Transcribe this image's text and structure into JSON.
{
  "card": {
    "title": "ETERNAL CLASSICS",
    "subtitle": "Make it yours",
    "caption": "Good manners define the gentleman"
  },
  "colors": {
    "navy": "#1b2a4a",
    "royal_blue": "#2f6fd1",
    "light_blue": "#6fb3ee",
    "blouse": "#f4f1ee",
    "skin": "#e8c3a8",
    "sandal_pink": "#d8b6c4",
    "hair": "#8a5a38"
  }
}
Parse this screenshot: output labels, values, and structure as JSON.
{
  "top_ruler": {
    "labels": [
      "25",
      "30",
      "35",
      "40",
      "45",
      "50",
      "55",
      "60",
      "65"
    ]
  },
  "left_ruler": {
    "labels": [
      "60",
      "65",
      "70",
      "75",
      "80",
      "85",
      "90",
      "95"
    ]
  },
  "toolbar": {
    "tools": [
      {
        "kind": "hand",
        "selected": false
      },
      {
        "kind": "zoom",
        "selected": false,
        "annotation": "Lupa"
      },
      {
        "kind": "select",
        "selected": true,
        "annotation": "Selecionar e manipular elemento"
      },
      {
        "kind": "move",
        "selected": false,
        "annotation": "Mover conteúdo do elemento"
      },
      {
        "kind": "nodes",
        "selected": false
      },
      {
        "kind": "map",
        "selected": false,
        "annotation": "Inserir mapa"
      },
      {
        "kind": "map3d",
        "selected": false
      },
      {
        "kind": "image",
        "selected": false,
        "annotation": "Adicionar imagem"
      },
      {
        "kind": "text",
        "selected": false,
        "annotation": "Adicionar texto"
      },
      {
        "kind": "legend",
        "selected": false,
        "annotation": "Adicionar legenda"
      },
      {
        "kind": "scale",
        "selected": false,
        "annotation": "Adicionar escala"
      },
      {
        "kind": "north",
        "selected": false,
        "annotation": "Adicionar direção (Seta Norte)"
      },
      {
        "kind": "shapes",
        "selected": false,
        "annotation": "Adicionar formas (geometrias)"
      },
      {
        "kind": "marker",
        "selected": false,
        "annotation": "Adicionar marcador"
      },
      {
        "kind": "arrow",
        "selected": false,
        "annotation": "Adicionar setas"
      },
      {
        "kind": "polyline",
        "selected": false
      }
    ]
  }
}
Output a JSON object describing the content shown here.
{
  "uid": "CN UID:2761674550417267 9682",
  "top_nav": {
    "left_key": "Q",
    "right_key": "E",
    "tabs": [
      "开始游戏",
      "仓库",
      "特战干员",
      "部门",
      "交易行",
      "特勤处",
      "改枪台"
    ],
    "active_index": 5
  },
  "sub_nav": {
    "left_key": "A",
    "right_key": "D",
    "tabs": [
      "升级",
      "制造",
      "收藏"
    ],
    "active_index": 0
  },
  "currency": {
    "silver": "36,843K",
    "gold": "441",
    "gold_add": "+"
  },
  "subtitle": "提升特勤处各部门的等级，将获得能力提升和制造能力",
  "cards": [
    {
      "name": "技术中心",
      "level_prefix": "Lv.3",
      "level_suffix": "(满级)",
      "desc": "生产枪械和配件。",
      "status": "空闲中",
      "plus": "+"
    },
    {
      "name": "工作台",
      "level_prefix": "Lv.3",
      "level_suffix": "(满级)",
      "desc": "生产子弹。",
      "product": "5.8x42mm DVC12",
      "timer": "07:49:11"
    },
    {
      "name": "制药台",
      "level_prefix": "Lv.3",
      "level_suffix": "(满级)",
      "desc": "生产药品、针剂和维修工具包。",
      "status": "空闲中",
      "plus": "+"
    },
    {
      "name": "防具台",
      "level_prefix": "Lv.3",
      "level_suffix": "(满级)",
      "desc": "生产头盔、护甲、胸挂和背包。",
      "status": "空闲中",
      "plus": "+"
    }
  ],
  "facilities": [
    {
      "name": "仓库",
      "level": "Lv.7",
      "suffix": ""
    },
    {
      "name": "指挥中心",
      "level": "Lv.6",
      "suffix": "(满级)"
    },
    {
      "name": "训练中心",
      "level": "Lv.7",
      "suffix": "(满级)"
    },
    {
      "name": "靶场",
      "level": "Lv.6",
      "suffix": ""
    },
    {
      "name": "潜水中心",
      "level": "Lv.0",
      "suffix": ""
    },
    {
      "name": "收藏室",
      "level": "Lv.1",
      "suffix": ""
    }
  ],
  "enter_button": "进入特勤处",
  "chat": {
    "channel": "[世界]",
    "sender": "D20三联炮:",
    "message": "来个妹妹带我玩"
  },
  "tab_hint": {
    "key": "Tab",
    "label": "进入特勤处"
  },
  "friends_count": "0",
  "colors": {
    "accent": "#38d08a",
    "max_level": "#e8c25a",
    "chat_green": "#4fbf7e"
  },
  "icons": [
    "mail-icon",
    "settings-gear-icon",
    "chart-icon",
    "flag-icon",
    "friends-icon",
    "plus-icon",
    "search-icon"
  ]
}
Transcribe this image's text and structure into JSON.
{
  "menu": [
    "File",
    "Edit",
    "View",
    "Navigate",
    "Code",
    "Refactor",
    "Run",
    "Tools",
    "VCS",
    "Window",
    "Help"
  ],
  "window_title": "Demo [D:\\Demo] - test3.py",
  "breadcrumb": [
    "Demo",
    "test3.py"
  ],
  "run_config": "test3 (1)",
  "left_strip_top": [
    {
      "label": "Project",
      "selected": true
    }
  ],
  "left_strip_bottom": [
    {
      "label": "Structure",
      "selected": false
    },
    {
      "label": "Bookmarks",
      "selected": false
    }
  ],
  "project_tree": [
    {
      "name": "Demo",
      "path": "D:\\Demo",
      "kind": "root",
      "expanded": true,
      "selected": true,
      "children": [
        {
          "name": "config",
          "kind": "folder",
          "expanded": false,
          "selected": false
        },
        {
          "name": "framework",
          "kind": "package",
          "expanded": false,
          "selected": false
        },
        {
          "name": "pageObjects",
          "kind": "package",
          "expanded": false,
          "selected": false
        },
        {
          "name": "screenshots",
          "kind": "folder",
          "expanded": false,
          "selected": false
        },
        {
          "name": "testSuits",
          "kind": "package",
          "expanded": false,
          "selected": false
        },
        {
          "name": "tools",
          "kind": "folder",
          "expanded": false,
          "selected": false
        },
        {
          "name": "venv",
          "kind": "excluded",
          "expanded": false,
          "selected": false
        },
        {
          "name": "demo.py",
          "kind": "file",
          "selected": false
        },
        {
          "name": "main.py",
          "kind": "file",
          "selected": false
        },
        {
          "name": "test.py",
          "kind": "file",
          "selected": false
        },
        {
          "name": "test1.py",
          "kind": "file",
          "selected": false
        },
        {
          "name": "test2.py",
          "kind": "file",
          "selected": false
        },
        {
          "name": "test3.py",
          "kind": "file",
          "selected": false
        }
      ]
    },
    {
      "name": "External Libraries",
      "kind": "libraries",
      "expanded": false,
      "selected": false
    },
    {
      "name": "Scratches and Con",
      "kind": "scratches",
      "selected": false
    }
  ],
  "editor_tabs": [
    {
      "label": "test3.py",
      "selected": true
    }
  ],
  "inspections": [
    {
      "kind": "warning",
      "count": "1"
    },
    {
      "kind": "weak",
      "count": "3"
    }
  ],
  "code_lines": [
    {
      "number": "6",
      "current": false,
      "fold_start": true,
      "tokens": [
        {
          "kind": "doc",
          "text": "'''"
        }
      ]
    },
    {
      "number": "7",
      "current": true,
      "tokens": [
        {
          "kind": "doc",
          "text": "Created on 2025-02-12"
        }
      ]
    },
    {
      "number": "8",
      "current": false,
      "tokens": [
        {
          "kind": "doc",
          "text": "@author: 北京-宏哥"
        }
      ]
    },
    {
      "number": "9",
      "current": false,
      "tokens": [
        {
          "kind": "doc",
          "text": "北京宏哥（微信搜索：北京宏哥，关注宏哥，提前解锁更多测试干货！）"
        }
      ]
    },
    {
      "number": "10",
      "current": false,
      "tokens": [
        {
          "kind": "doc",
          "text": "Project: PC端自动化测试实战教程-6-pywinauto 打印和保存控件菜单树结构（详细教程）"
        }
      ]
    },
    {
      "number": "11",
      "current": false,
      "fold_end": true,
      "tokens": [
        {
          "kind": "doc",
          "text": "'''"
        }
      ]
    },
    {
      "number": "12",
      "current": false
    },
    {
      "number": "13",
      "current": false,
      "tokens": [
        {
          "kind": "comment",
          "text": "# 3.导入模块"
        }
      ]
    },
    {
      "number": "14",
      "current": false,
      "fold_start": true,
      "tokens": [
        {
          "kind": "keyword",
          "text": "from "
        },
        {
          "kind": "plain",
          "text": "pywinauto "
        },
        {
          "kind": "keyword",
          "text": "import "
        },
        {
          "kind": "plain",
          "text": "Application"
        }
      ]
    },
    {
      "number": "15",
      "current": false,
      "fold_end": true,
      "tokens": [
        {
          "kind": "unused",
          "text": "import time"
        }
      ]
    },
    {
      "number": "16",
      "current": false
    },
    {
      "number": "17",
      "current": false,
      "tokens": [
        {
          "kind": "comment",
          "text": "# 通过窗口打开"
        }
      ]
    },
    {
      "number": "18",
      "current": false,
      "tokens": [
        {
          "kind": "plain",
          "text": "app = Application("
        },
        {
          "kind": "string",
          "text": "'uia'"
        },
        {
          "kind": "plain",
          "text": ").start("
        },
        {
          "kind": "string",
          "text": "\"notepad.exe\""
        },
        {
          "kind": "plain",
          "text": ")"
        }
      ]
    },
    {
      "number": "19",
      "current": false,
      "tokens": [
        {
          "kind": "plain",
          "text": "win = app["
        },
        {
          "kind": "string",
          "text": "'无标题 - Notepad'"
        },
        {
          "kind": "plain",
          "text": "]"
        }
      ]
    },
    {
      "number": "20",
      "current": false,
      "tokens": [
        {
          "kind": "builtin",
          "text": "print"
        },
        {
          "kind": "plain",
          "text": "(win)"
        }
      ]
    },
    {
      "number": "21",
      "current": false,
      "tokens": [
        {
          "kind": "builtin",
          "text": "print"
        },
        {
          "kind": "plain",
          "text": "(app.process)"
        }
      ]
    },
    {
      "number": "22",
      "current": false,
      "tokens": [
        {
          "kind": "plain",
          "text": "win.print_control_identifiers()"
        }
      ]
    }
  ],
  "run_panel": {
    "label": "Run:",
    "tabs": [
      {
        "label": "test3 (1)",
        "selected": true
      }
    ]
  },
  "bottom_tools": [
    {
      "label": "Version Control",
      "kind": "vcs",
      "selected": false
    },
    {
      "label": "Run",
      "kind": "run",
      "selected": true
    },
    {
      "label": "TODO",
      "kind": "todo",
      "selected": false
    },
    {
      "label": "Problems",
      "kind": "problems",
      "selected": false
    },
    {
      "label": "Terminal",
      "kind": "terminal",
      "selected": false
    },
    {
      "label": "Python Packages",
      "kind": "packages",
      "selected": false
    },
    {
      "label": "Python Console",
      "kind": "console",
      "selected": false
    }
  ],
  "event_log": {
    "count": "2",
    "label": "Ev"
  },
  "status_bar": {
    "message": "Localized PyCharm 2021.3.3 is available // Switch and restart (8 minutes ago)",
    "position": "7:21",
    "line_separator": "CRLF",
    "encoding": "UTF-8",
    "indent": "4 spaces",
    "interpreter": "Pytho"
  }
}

PROBLEM DESCRIPTION:
Check each line above for the word "pywinauto", and copy the lines where it appears.

FULL ANSWER:
          "text": "Project: PC端自动化测试实战教程-6-pywinauto 打印和保存控件菜单树结构（详细教程）"
          "text": "pywinauto "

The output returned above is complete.